Records to process:
───
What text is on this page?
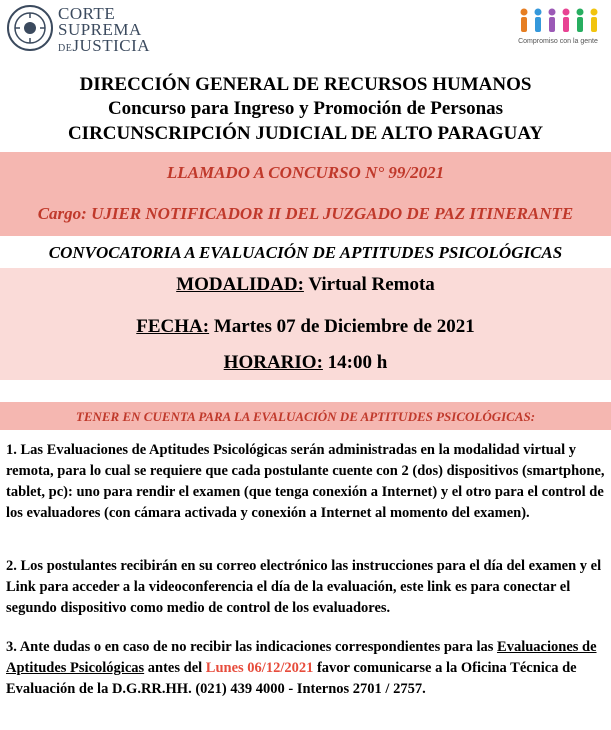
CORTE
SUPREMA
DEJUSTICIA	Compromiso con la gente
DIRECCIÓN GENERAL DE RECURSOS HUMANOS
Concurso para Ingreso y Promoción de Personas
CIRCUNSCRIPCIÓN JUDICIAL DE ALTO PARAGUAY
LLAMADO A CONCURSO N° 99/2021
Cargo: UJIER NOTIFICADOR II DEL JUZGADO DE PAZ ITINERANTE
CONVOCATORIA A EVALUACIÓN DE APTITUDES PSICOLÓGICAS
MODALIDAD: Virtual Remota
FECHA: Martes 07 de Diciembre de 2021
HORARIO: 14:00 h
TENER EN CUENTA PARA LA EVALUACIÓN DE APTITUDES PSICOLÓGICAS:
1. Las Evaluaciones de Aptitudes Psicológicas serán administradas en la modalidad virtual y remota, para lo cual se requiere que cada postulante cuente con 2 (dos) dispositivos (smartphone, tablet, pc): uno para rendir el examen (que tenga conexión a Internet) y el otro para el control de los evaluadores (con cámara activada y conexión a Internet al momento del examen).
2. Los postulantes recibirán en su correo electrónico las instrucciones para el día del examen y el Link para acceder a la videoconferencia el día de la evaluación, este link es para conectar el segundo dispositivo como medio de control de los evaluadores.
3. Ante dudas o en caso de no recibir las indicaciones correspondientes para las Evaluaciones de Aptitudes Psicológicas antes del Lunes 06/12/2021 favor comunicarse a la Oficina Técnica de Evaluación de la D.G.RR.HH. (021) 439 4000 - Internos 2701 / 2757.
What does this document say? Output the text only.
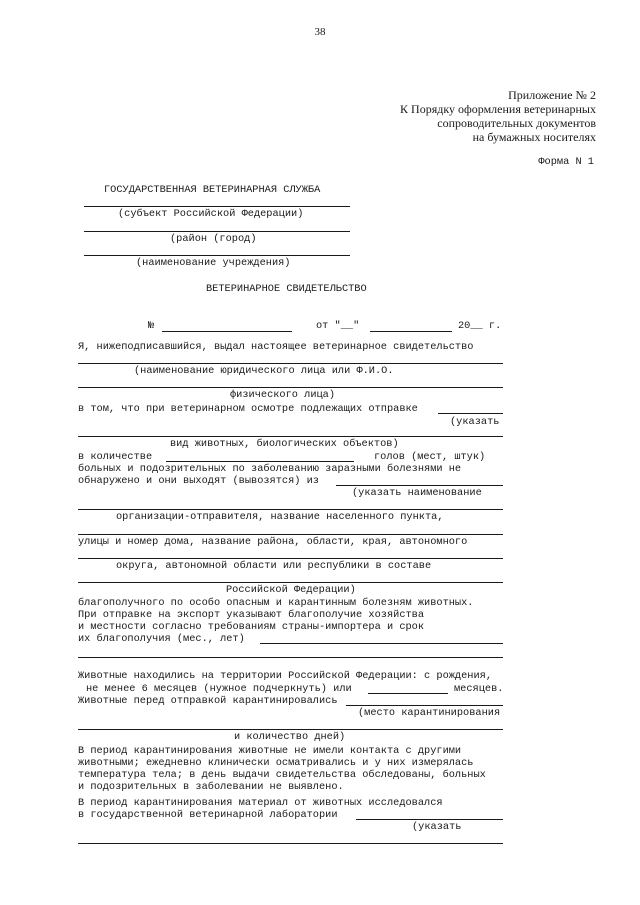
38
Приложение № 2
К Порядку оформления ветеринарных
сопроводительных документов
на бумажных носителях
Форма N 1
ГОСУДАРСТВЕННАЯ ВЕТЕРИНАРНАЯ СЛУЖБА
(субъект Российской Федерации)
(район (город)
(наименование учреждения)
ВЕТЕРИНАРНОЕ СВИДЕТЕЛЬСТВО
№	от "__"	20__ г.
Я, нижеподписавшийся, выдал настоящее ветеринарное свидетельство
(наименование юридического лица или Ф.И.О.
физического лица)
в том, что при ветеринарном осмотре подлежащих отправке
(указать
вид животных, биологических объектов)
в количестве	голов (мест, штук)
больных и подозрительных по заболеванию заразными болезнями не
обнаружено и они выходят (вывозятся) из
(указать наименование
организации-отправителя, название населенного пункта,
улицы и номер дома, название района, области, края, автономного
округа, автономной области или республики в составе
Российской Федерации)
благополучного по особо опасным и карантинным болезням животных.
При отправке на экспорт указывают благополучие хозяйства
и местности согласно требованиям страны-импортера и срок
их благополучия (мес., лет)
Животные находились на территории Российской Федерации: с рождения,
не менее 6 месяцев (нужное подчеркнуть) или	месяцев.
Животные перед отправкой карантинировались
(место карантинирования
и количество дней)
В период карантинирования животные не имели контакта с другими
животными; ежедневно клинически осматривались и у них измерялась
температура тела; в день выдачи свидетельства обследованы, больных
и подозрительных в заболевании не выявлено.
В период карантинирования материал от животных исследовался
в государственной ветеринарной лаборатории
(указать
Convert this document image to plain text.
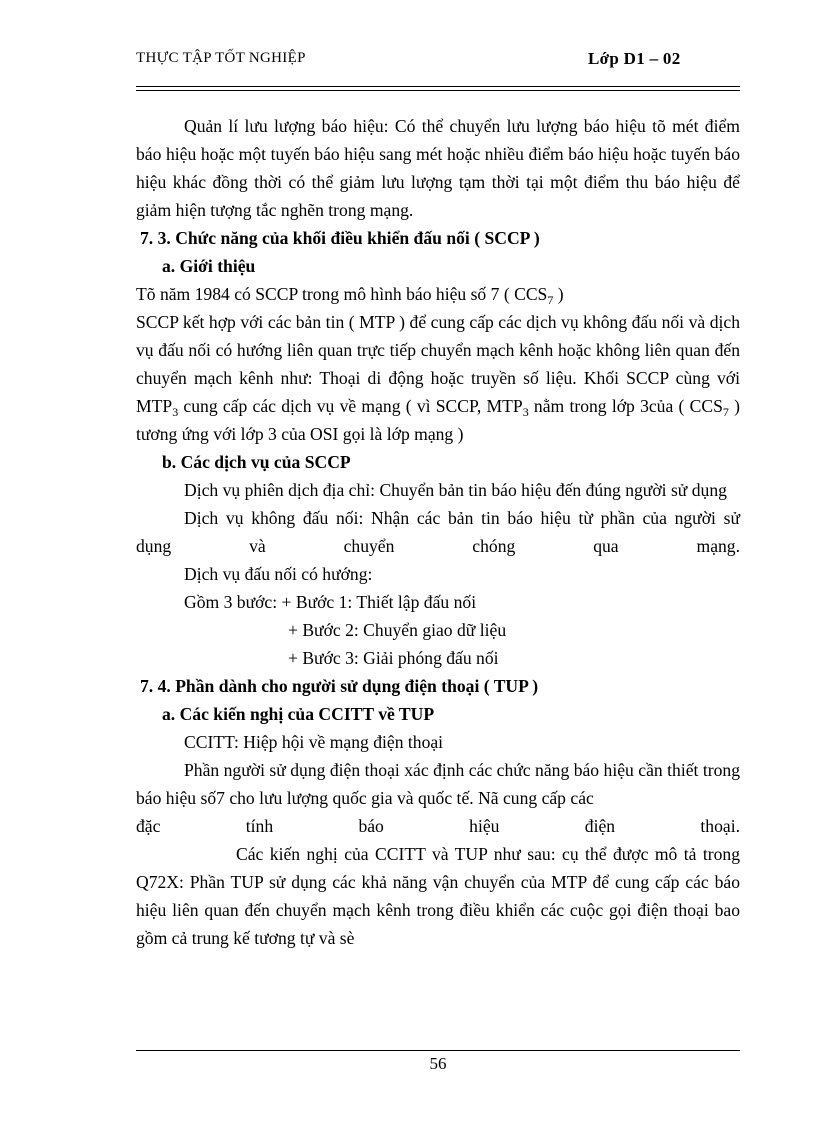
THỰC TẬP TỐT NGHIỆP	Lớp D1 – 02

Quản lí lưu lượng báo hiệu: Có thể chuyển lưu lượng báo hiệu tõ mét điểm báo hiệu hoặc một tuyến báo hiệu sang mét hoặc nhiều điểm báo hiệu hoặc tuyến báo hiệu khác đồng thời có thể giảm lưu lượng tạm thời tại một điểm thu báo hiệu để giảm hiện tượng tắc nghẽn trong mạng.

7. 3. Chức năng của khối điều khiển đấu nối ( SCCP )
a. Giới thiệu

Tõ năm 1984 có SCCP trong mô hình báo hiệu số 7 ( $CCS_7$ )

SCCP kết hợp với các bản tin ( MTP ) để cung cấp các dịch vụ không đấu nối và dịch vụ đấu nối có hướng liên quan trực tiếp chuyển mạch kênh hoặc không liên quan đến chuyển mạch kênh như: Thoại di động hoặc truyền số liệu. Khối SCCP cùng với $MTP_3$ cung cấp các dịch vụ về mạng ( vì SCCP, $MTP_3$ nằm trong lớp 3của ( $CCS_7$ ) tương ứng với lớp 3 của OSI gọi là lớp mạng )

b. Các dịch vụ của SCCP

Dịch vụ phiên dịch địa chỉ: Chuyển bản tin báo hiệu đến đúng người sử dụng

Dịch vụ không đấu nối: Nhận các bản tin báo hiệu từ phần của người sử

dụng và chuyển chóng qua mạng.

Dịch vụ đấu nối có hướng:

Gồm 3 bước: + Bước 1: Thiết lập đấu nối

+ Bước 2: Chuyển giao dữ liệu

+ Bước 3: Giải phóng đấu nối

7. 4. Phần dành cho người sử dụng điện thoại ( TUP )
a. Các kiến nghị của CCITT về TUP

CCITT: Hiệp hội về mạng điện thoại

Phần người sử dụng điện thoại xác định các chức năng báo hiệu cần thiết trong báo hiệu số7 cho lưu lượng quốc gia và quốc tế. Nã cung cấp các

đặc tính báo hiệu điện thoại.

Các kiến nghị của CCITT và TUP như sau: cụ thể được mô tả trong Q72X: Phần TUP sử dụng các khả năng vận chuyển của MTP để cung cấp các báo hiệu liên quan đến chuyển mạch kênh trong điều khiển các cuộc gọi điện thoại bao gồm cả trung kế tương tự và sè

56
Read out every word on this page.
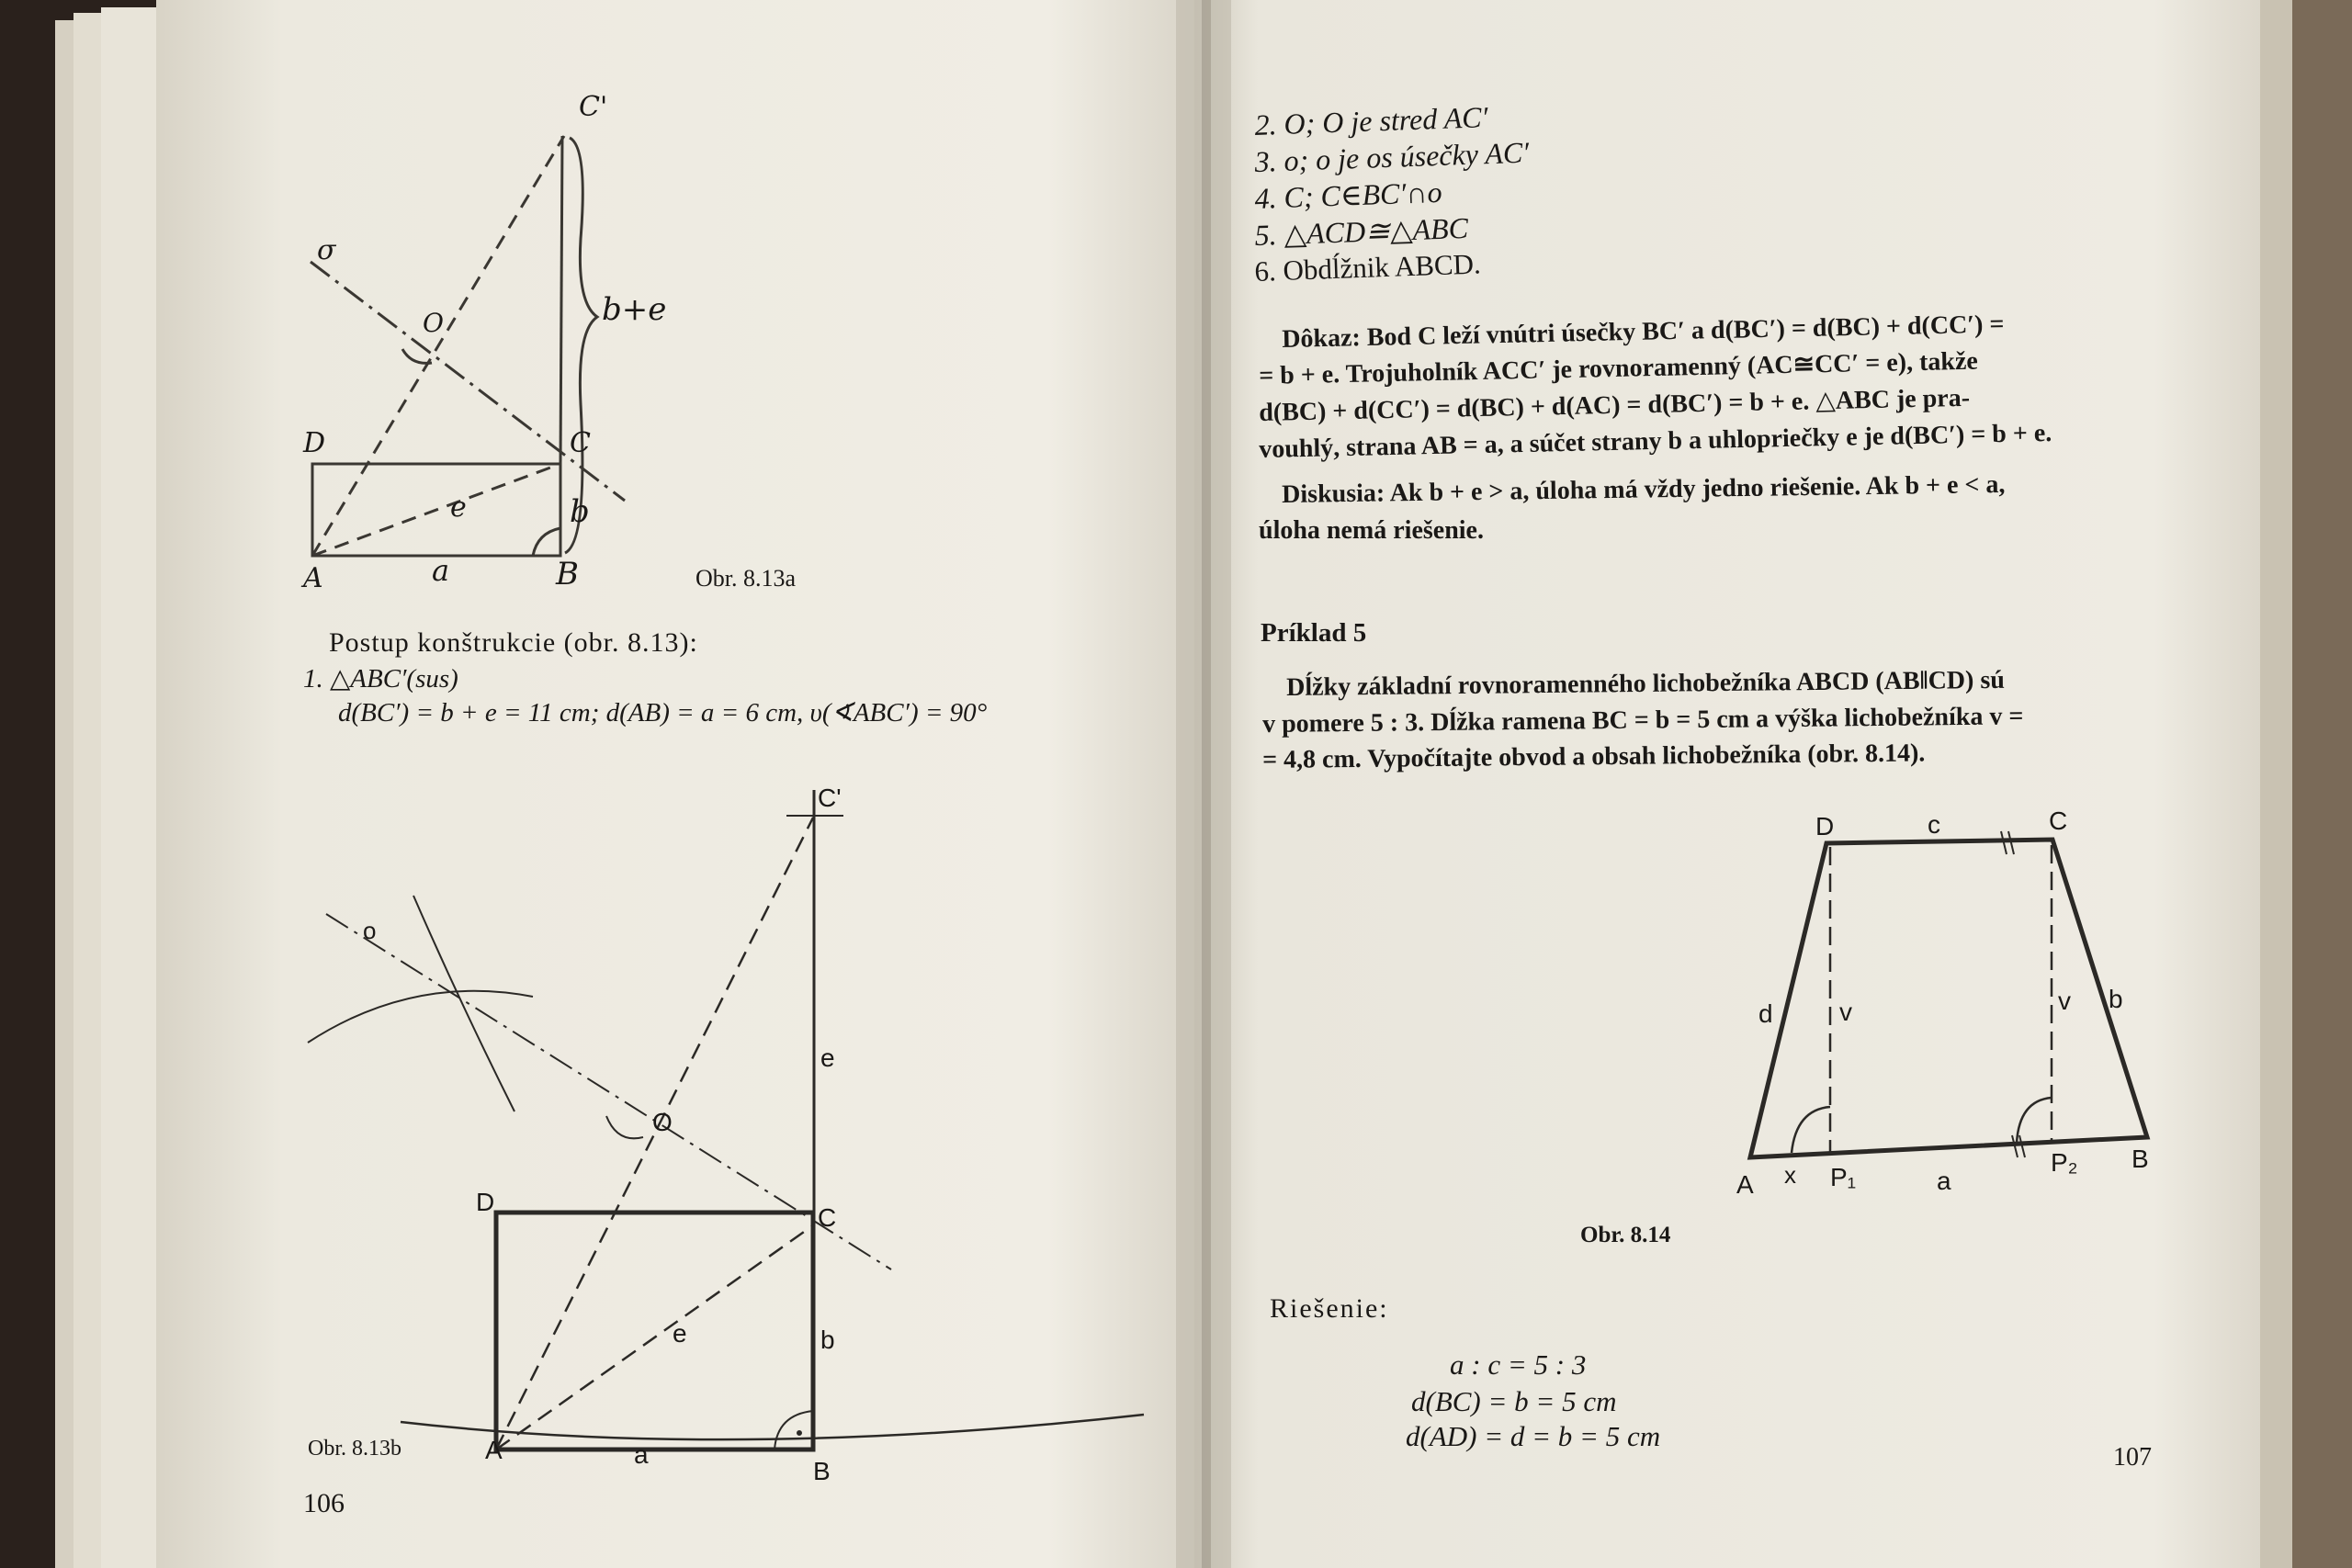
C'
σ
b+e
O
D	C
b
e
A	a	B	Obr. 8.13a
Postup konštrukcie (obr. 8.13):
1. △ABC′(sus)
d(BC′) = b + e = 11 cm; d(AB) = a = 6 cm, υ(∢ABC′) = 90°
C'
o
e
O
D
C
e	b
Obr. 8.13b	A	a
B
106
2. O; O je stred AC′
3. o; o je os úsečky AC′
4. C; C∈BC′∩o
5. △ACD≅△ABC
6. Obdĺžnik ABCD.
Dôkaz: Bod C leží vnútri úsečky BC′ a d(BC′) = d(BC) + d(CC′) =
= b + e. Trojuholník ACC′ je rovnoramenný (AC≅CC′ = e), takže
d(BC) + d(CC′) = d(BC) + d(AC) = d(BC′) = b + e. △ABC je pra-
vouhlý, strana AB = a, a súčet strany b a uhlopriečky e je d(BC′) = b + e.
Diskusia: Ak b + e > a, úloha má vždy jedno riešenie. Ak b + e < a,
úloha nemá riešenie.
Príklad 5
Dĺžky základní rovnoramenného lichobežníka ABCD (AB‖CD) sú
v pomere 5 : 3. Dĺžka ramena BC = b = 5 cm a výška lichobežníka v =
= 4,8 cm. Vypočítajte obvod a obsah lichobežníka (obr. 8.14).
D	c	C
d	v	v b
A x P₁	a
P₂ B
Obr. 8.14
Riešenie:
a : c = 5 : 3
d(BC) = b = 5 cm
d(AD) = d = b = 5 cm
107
───
To be done:
Copy out the lines that hold "liên".

Solution for this task:
SCCP kết hợp với các bản tin ( MTP ) để cung cấp các dịch vụ không đấu nối và dịch vụ đấu nối có hướng liên quan trực tiếp chuyển mạch kênh hoặc không liên quan đến chuyển mạch kênh như: Thoại di động hoặc truyền số liệu. Khối SCCP cùng với $MTP_3$ cung cấp các dịch vụ về mạng ( vì SCCP, $MTP_3$ nằm trong lớp 3của ( $CCS_7$ ) tương ứng với lớp 3 của OSI gọi là lớp mạng )
Các kiến nghị của CCITT và TUP như sau: cụ thể được mô tả trong Q72X: Phần TUP sử dụng các khả năng vận chuyển của MTP để cung cấp các báo hiệu liên quan đến chuyển mạch kênh trong điều khiển các cuộc gọi điện thoại bao gồm cả trung kế tương tự và sè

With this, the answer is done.